Dataset listings of figures:
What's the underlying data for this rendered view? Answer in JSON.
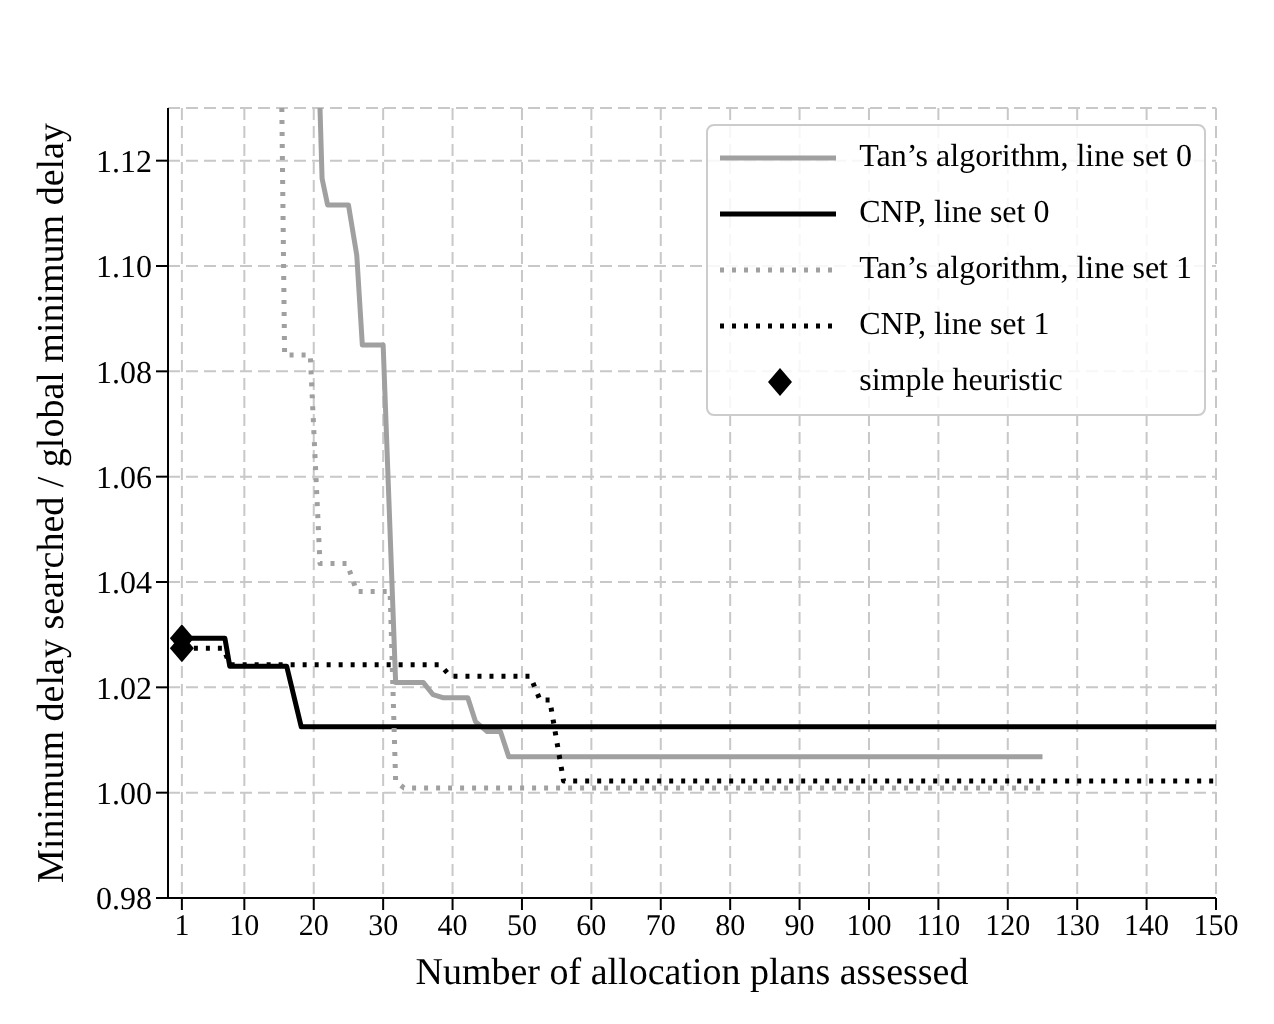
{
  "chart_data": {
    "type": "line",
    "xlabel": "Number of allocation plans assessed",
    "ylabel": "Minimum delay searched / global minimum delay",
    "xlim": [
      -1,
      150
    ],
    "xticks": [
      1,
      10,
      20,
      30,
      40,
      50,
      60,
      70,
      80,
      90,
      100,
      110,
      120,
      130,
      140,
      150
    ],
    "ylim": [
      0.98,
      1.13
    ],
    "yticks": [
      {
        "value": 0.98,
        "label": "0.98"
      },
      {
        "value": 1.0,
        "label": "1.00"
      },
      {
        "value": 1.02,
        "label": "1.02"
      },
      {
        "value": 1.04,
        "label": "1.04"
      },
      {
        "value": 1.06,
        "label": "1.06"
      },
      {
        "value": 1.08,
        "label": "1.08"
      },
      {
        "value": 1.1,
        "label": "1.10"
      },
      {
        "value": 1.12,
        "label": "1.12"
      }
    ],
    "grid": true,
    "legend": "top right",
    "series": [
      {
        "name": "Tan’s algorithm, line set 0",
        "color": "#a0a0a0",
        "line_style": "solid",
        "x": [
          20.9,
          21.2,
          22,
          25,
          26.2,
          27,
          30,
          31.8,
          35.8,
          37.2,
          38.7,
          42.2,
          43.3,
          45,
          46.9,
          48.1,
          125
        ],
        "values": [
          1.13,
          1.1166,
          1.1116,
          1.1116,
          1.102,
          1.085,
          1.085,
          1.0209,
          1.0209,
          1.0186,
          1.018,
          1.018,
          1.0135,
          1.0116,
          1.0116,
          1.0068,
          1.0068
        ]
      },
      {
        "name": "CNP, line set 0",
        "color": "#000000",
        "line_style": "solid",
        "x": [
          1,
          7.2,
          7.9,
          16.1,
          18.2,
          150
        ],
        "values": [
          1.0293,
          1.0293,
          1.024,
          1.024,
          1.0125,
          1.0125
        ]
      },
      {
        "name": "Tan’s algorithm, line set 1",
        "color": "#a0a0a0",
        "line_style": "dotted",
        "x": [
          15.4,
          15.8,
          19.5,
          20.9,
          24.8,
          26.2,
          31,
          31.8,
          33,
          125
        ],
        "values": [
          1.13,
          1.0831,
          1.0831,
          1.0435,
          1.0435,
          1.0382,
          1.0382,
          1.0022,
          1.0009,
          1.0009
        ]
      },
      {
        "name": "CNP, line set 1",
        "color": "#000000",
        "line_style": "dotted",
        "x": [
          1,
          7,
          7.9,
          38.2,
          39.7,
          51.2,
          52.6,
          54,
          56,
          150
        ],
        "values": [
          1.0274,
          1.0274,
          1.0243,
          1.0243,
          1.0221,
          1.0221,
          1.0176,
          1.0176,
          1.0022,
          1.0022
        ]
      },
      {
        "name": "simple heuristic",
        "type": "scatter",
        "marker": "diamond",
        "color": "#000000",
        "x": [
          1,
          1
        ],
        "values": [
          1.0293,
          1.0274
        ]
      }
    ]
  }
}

---

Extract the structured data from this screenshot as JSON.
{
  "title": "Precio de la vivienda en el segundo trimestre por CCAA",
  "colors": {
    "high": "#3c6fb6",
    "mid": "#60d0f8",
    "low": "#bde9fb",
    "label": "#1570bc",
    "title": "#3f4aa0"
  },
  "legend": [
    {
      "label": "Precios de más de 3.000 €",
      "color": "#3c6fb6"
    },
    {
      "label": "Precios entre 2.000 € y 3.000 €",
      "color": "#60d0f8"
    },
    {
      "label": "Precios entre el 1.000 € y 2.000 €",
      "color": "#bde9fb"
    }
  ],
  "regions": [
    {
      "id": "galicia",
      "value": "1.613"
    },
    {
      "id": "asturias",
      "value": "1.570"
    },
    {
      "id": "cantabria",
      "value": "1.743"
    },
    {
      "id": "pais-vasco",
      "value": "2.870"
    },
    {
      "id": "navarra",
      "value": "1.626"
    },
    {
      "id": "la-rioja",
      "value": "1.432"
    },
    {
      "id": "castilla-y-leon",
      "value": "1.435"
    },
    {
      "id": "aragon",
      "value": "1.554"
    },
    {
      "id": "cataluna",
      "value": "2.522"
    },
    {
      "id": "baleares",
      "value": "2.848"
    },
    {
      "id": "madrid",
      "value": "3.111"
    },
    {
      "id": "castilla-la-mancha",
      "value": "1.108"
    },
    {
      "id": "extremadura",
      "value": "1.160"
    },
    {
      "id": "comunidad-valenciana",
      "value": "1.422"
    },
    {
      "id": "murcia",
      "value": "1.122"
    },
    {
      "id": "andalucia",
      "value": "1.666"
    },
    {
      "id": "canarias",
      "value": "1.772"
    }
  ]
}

Work to be completed: Work through the data and report how many of its lines hold the word "JSON", giving only the figure.

Expected answer: 2